Set exercise
Tally the lines that contain "from" and report the total alone.

>> Begin Records shown

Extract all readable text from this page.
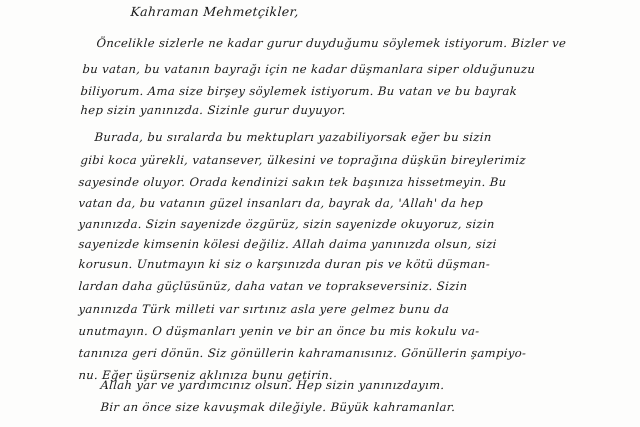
Kahraman Mehmetçikler,
Öncelikle sizlerle ne kadar gurur duyduğumu söylemek istiyorum. Bizler ve
bu vatan, bu vatanın bayrağı için ne kadar düşmanlara siper olduğunuzu
biliyorum. Ama size birşey söylemek istiyorum. Bu vatan ve bu bayrak
hep sizin yanınızda. Sizinle gurur duyuyor.
Burada, bu sıralarda bu mektupları yazabiliyorsak eğer bu sizin
gibi koca yürekli, vatansever, ülkesini ve toprağına düşkün bireylerimiz
sayesinde oluyor. Orada kendinizi sakın tek başınıza hissetmeyin. Bu
vatan da, bu vatanın güzel insanları da, bayrak da, 'Allah' da hep
yanınızda. Sizin sayenizde özgürüz, sizin sayenizde okuyoruz, sizin
sayenizde kimsenin kölesi değiliz. Allah daima yanınızda olsun, sizi
korusun. Unutmayın ki siz o karşınızda duran pis ve kötü düşman-
lardan daha güçlüsünüz, daha vatan ve toprakseversiniz. Sizin
yanınızda Türk milleti var sırtınız asla yere gelmez bunu da
unutmayın. O düşmanları yenin ve bir an önce bu mis kokulu va-
tanınıza geri dönün. Siz gönüllerin kahramanısınız. Gönüllerin şampiyo-
nu. Eğer üşürseniz aklınıza bunu getirin.
Allah yar ve yardımcınız olsun. Hep sizin yanınızdayım.
Bir an önce size kavuşmak dileğiyle. Büyük kahramanlar.
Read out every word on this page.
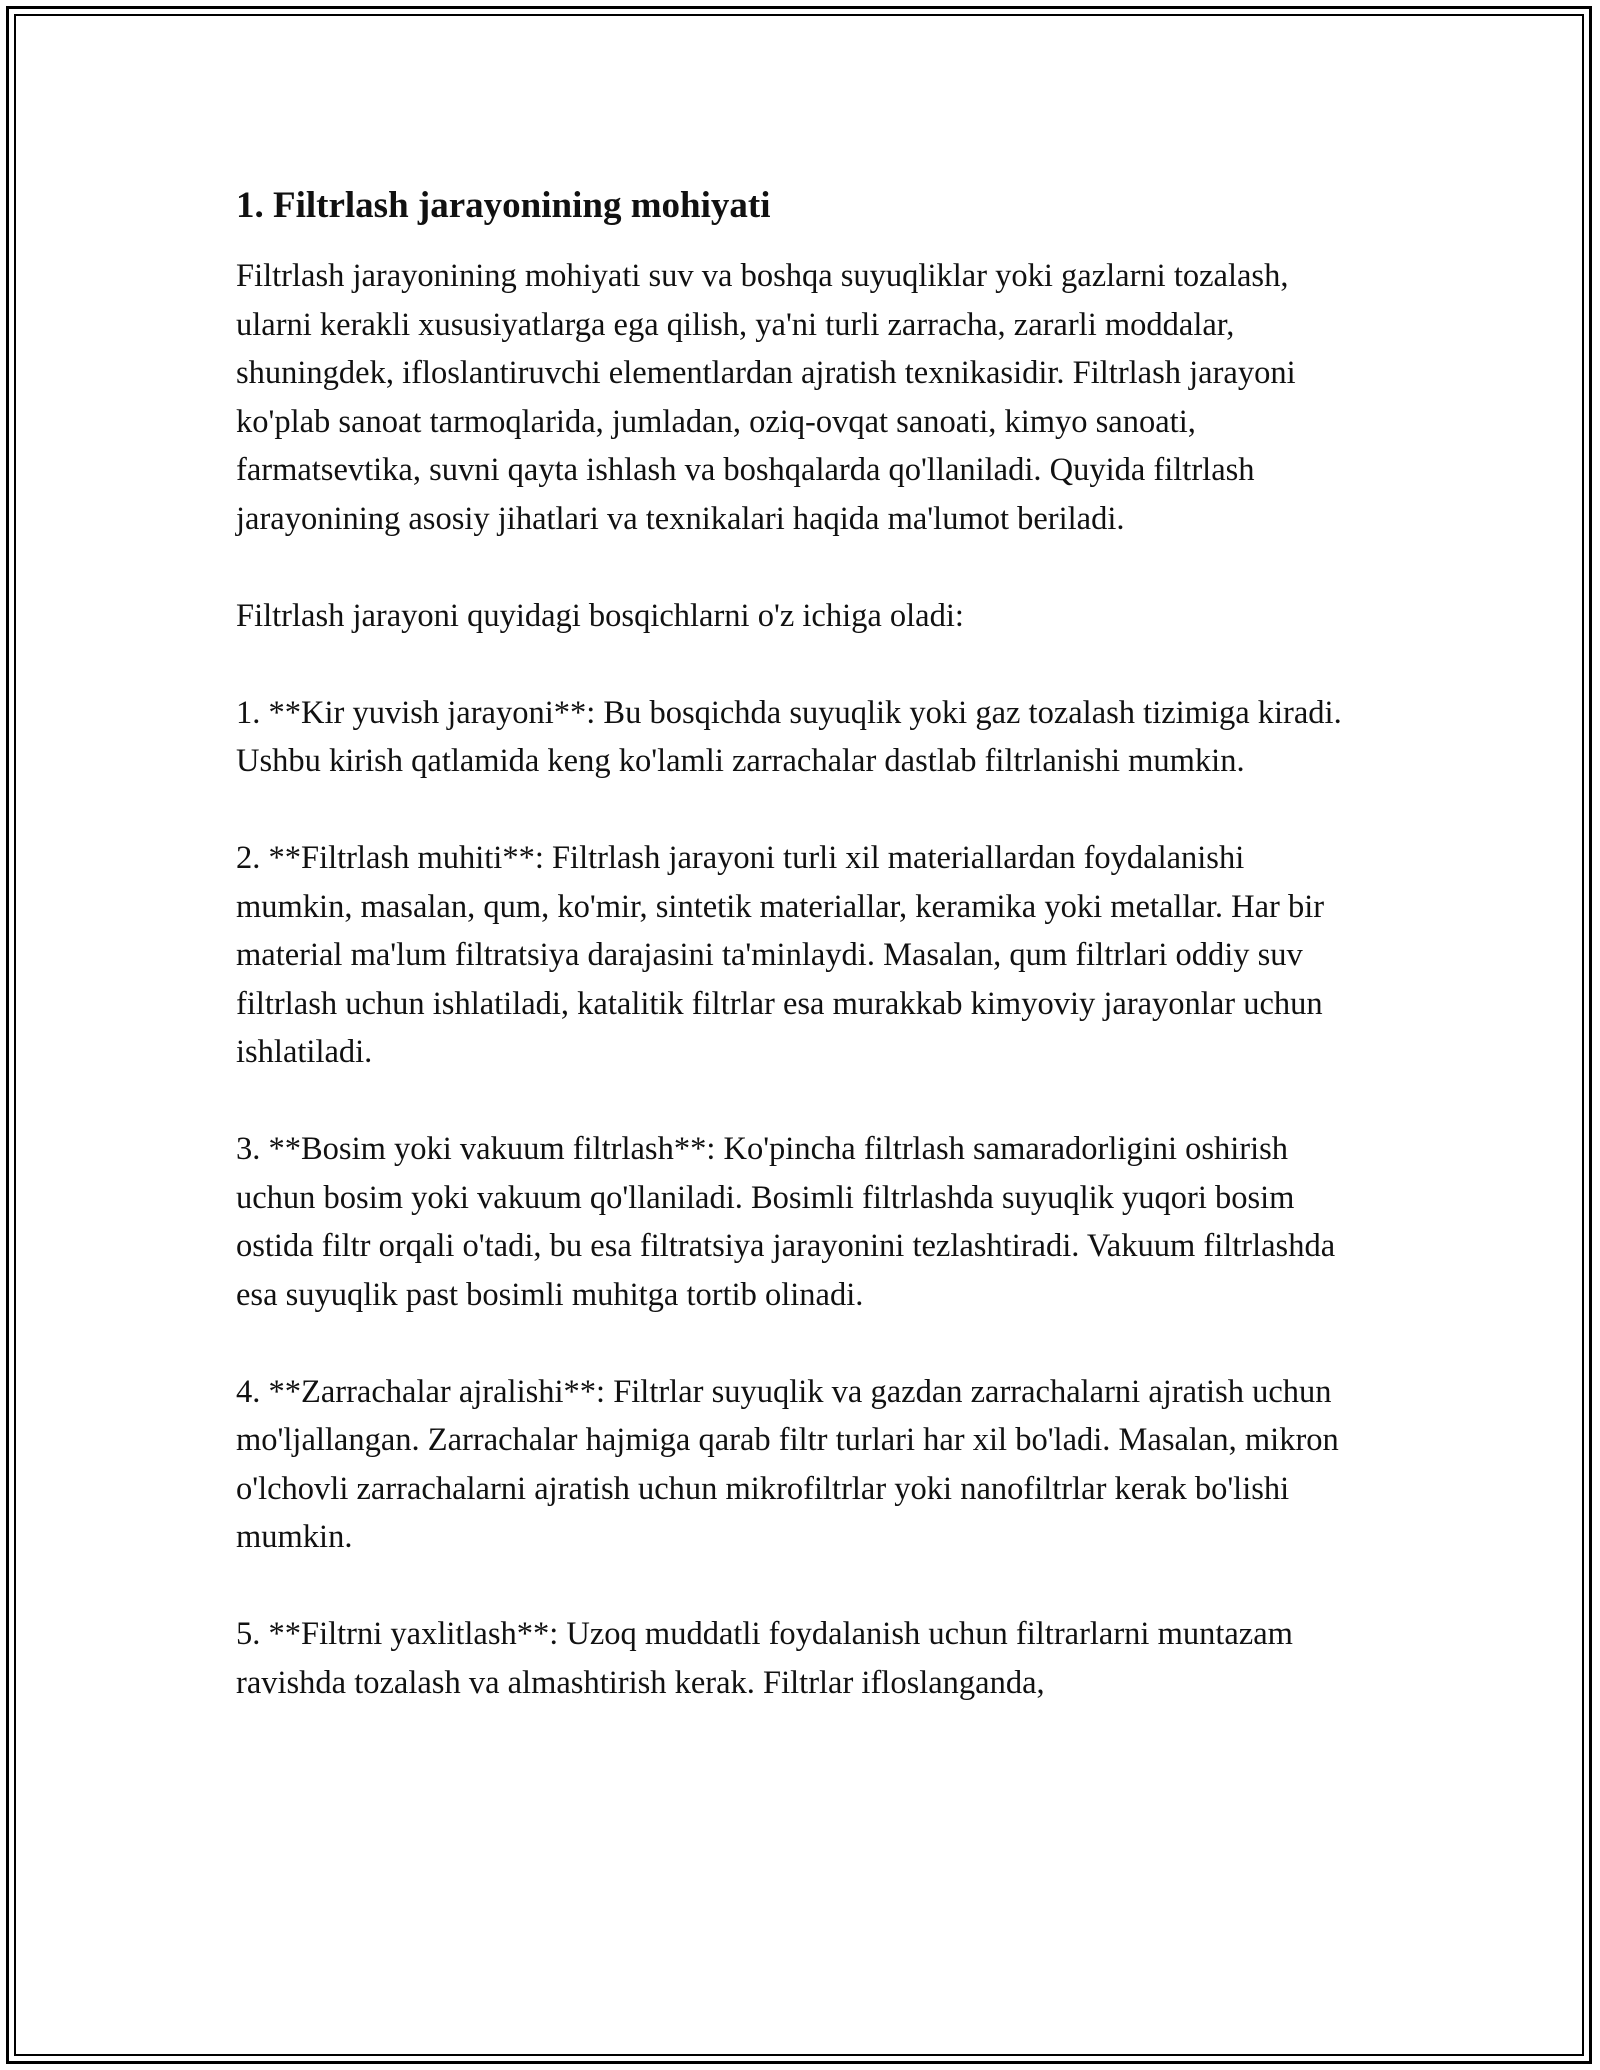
1. Filtrlash jarayonining mohiyati

Filtrlash jarayonining mohiyati suv va boshqa suyuqliklar yoki gazlarni tozalash, ularni kerakli xususiyatlarga ega qilish, ya'ni turli zarracha, zararli moddalar, shuningdek, ifloslantiruvchi elementlardan ajratish texnikasidir. Filtrlash jarayoni ko'plab sanoat tarmoqlarida, jumladan, oziq-ovqat sanoati, kimyo sanoati, farmatsevtika, suvni qayta ishlash va boshqalarda qo'llaniladi. Quyida filtrlash jarayonining asosiy jihatlari va texnikalari haqida ma'lumot beriladi.

Filtrlash jarayoni quyidagi bosqichlarni o'z ichiga oladi:

1. **Kir yuvish jarayoni**: Bu bosqichda suyuqlik yoki gaz tozalash tizimiga kiradi. Ushbu kirish qatlamida keng ko'lamli zarrachalar dastlab filtrlanishi mumkin.

2. **Filtrlash muhiti**: Filtrlash jarayoni turli xil materiallardan foydalanishi mumkin, masalan, qum, ko'mir, sintetik materiallar, keramika yoki metallar. Har bir material ma'lum filtratsiya darajasini ta'minlaydi. Masalan, qum filtrlari oddiy suv filtrlash uchun ishlatiladi, katalitik filtrlar esa murakkab kimyoviy jarayonlar uchun ishlatiladi.

3. **Bosim yoki vakuum filtrlash**: Ko'pincha filtrlash samaradorligini oshirish uchun bosim yoki vakuum qo'llaniladi. Bosimli filtrlashda suyuqlik yuqori bosim ostida filtr orqali o'tadi, bu esa filtratsiya jarayonini tezlashtiradi. Vakuum filtrlashda esa suyuqlik past bosimli muhitga tortib olinadi.

4. **Zarrachalar ajralishi**: Filtrlar suyuqlik va gazdan zarrachalarni ajratish uchun mo'ljallangan. Zarrachalar hajmiga qarab filtr turlari har xil bo'ladi. Masalan, mikron o'lchovli zarrachalarni ajratish uchun mikrofiltrlar yoki nanofiltrlar kerak bo'lishi mumkin.

5. **Filtrni yaxlitlash**: Uzoq muddatli foydalanish uchun filtrarlarni muntazam ravishda tozalash va almashtirish kerak. Filtrlar ifloslanganda,
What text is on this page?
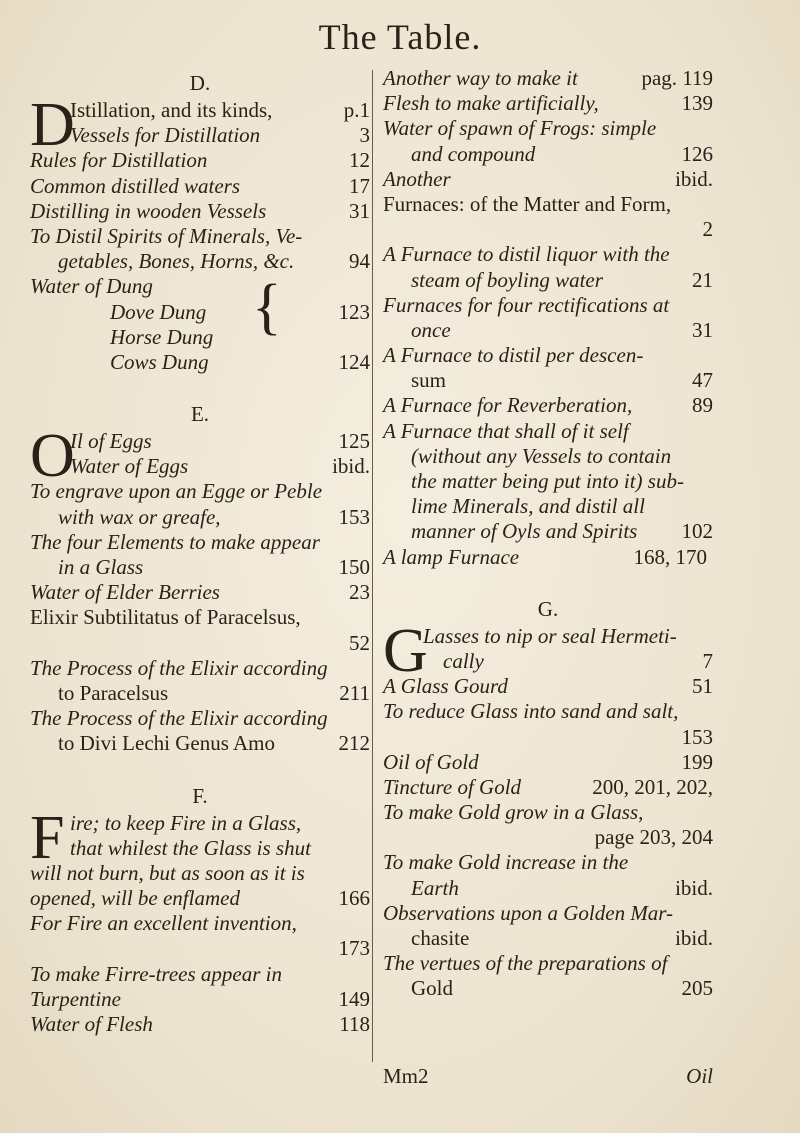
The Table.
D.
D
Istillation, and its kinds,	p.1
Vessels for Distillation	3
Rules for Distillation	12
Common distilled waters	17
Distilling in wooden Vessels	31
To Distil Spirits of Minerals, Ve-
getables, Bones, Horns, &c.	94
Water of Dung
Dove Dung {	123
Horse Dung
Cows Dung	124
E.
O
Il of Eggs	125
Water of Eggs	ibid.
To engrave upon an Egge or Peble
with wax or greafe,	153
The four Elements to make appear
in a Glass	150
Water of Elder Berries	23
Elixir Subtilitatus of Paracelsus,
52
The Process of the Elixir according
to Paracelsus	211
The Process of the Elixir according
to Divi Lechi Genus Amo	212
F.
F ire; to keep Fire in a Glass,
that whilest the Glass is shut
will not burn, but as soon as it is
opened, will be enflamed	166
For Fire an excellent invention,
173
To make Firre-trees appear in
Turpentine	149
Water of Flesh	118
Another way to make it	pag. 119
Flesh to make artificially,	139
Water of spawn of Frogs: simple
and compound	126
Another	ibid.
Furnaces: of the Matter and Form,
2
A Furnace to distil liquor with the
steam of boyling water	21
Furnaces for four rectifications at
once	31
A Furnace to distil per descen-
sum	47
A Furnace for Reverberation,	89
A Furnace that shall of it self
(without any Vessels to contain
the matter being put into it) sub-
lime Minerals, and distil all
manner of Oyls and Spirits 102
A lamp Furnace	168, 170
G.
G
Lasses to nip or seal Hermeti-
cally	7
A Glass Gourd	51
To reduce Glass into sand and salt,
153
Oil of Gold	199
Tincture of Gold	200, 201, 202,
To make Gold grow in a Glass,
page 203, 204
To make Gold increase in the
Earth	ibid.
Observations upon a Golden Mar-
chasite	ibid.
The vertues of the preparations of
Gold	205
Mm2	Oil
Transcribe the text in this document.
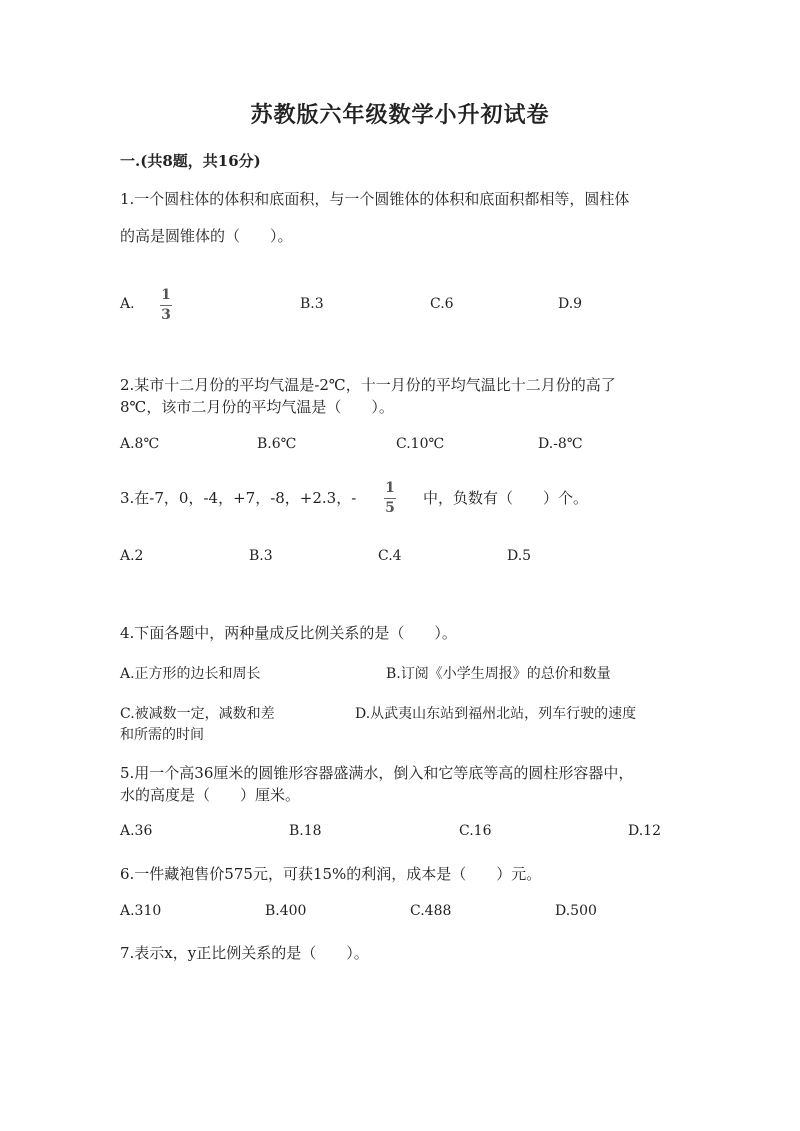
苏教版六年级数学小升初试卷
一.(共8题，共16分)
1.一个圆柱体的体积和底面积，与一个圆锥体的体积和底面积都相等，圆柱体
的高是圆锥体的（　　）。
A. $\frac{1}{3}$	B.3	C.6	D.9
2.某市十二月份的平均气温是-2℃，十一月份的平均气温比十二月份的高了
8℃，该市二月份的平均气温是（　　）。
A.8℃	B.6℃	C.10℃	D.-8℃
3.在-7，0，-4，+7，-8，+2.3，- $\frac{1}{5}$ 中，负数有（　　）个。
A.2	B.3	C.4	D.5
4.下面各题中，两种量成反比例关系的是（　　）。
A.正方形的边长和周长	B.订阅《小学生周报》的总价和数量
C.被减数一定，减数和差	D.从武夷山东站到福州北站，列车行驶的速度
和所需的时间
5.用一个高36厘米的圆锥形容器盛满水，倒入和它等底等高的圆柱形容器中，
水的高度是（　　）厘米。
A.36	B.18	C.16	D.12
6.一件藏袍售价575元，可获15%的利润，成本是（　　）元。
A.310	B.400	C.488	D.500
7.表示x，y正比例关系的是（　　）。
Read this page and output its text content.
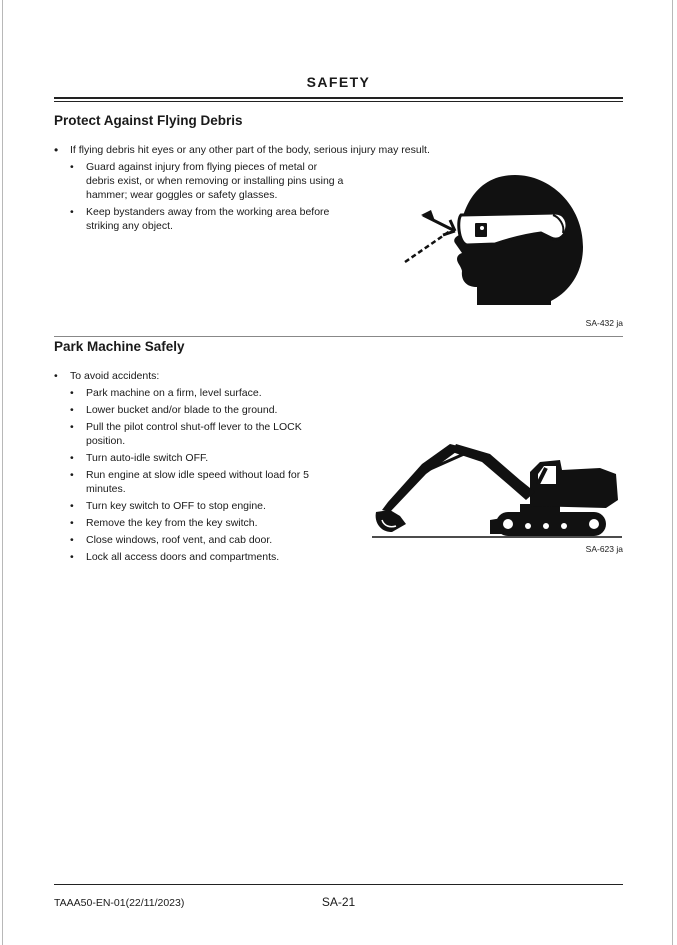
SAFETY
Protect Against Flying Debris
• If flying debris hit eyes or any other part of the body, serious injury may result.
• Guard against injury from flying pieces of metal or debris exist, or when removing or installing pins using a hammer; wear goggles or safety glasses.
• Keep bystanders away from the working area before striking any object.
SA-432 ja
Park Machine Safely
• To avoid accidents:
• Park machine on a firm, level surface.
• Lower bucket and/or blade to the ground.
• Pull the pilot control shut-off lever to the LOCK position.
• Turn auto-idle switch OFF.
• Run engine at slow idle speed without load for 5 minutes.
• Turn key switch to OFF to stop engine.
• Remove the key from the key switch.
• Close windows, roof vent, and cab door.
• Lock all access doors and compartments.
SA-623 ja
TAAA50-EN-01(22/11/2023)	SA-21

>> End Records shown

Full output
4